The request: Reproduce the listing below exactly, minus its pictures.
** BEGIN **
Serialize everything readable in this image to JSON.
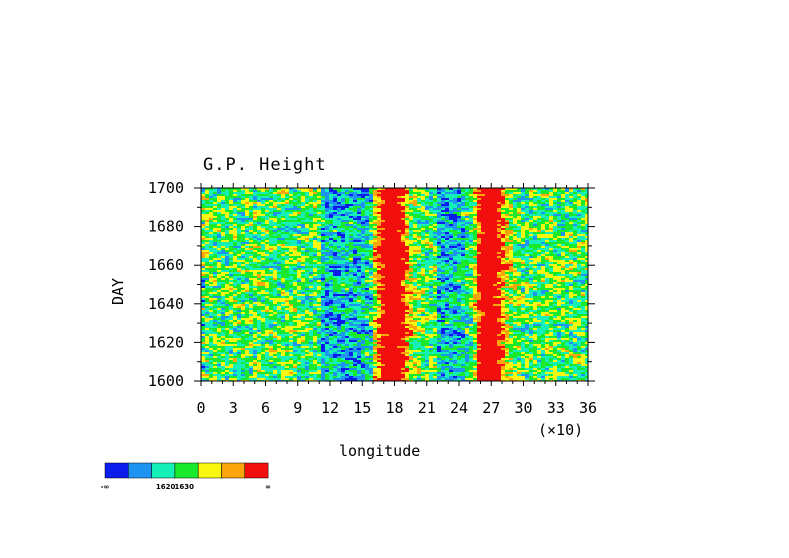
{
  "chart_data": {
    "type": "heatmap",
    "title": "G.P. Height",
    "xlabel": "longitude",
    "x_multiplier": "(×10)",
    "ylabel": "DAY",
    "x_ticks": [
      "0",
      "3",
      "6",
      "9",
      "12",
      "15",
      "18",
      "21",
      "24",
      "27",
      "30",
      "33",
      "36"
    ],
    "y_ticks": [
      "1600",
      "1620",
      "1640",
      "1660",
      "1680",
      "1700"
    ],
    "xlim": [
      0,
      36
    ],
    "ylim": [
      1600,
      1700
    ],
    "colorbar": {
      "colors": [
        "#0b1dec",
        "#1d93f2",
        "#15f0b9",
        "#18e92c",
        "#f8f80e",
        "#fba50c",
        "#f40f0f"
      ],
      "labels": [
        "-∞",
        "1620",
        "1630",
        "∞"
      ]
    },
    "bands": [
      {
        "center": 17.8,
        "width": 1.4,
        "strength": 1.0
      },
      {
        "center": 26.8,
        "width": 1.4,
        "strength": 1.0
      }
    ]
  }
}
** END **
Exercise solution:
Serialize everything readable in this image to JSON.
{
  "chart_data": {
    "type": "heatmap",
    "title": "G.P. Height",
    "xlabel": "longitude",
    "x_multiplier": "(×10)",
    "ylabel": "DAY",
    "x_ticks": [
      "0",
      "3",
      "6",
      "9",
      "12",
      "15",
      "18",
      "21",
      "24",
      "27",
      "30",
      "33",
      "36"
    ],
    "y_ticks": [
      "1600",
      "1620",
      "1640",
      "1660",
      "1680",
      "1700"
    ],
    "xlim": [
      0,
      36
    ],
    "ylim": [
      1600,
      1700
    ],
    "colorbar": {
      "colors": [
        "#0b1dec",
        "#1d93f2",
        "#15f0b9",
        "#18e92c",
        "#f8f80e",
        "#fba50c",
        "#f40f0f"
      ],
      "labels": [
        "-∞",
        "1620",
        "1630",
        "∞"
      ]
    },
    "bands": [
      {
        "center": 17.8,
        "width": 1.4,
        "strength": 1.0
      },
      {
        "center": 26.8,
        "width": 1.4,
        "strength": 1.0
      }
    ]
  }
}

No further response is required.